§ **WHAT THE TASK REQUIRES**: Copy every record below exactly as written, but leave out the pictures.

§ **DATA PROVIDED**:
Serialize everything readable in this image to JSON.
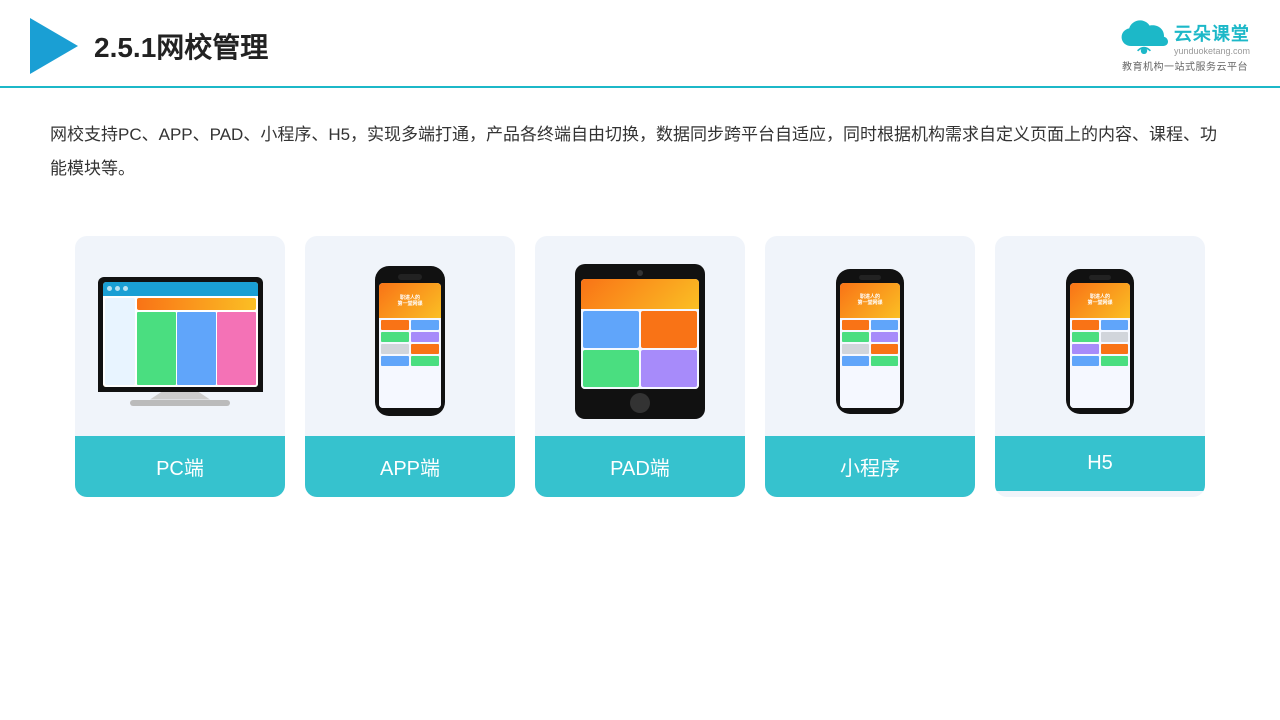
{
  "header": {
    "title": "2.5.1网校管理",
    "logo_text": "云朵课堂",
    "logo_url": "yunduoketang.com",
    "logo_slogan": "教育机构一站\n式服务云平台"
  },
  "description": "网校支持PC、APP、PAD、小程序、H5，实现多端打通，产品各终端自由切换，数据同步跨平台自适应，同时根据机构需求自定义页面上的内容、课程、功能模块等。",
  "cards": [
    {
      "label": "PC端",
      "device": "pc"
    },
    {
      "label": "APP端",
      "device": "mobile"
    },
    {
      "label": "PAD端",
      "device": "tablet"
    },
    {
      "label": "小程序",
      "device": "wechat"
    },
    {
      "label": "H5",
      "device": "h5"
    }
  ]
}
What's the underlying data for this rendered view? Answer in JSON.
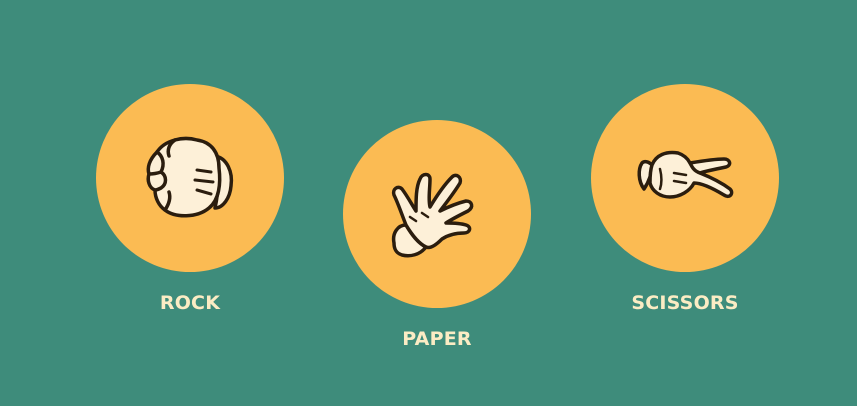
{
  "choices": [
    {
      "id": "rock",
      "label": "ROCK",
      "icon": "rock-fist-icon"
    },
    {
      "id": "paper",
      "label": "PAPER",
      "icon": "paper-open-hand-icon"
    },
    {
      "id": "scissors",
      "label": "SCISSORS",
      "icon": "scissors-two-fingers-icon"
    }
  ],
  "colors": {
    "background": "#3e8c7b",
    "circle": "#fbbb53",
    "label": "#fbecc4",
    "glove": "#fdf0d8",
    "outline": "#2b1d0e"
  }
}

§ **RESPONSE TO THIS TASK**:
Serialize everything readable in this image to JSON.
{
  "header": {
    "title": "2.5.1网校管理",
    "logo_text": "云朵课堂",
    "logo_url": "yunduoketang.com",
    "logo_slogan": "教育机构一站\n式服务云平台"
  },
  "description": "网校支持PC、APP、PAD、小程序、H5，实现多端打通，产品各终端自由切换，数据同步跨平台自适应，同时根据机构需求自定义页面上的内容、课程、功能模块等。",
  "cards": [
    {
      "label": "PC端",
      "device": "pc"
    },
    {
      "label": "APP端",
      "device": "mobile"
    },
    {
      "label": "PAD端",
      "device": "tablet"
    },
    {
      "label": "小程序",
      "device": "wechat"
    },
    {
      "label": "H5",
      "device": "h5"
    }
  ]
}
What's the underlying data for this rendered view? Answer in JSON.
{
  "choices": [
    {
      "id": "rock",
      "label": "ROCK",
      "icon": "rock-fist-icon"
    },
    {
      "id": "paper",
      "label": "PAPER",
      "icon": "paper-open-hand-icon"
    },
    {
      "id": "scissors",
      "label": "SCISSORS",
      "icon": "scissors-two-fingers-icon"
    }
  ],
  "colors": {
    "background": "#3e8c7b",
    "circle": "#fbbb53",
    "label": "#fbecc4",
    "glove": "#fdf0d8",
    "outline": "#2b1d0e"
  }
}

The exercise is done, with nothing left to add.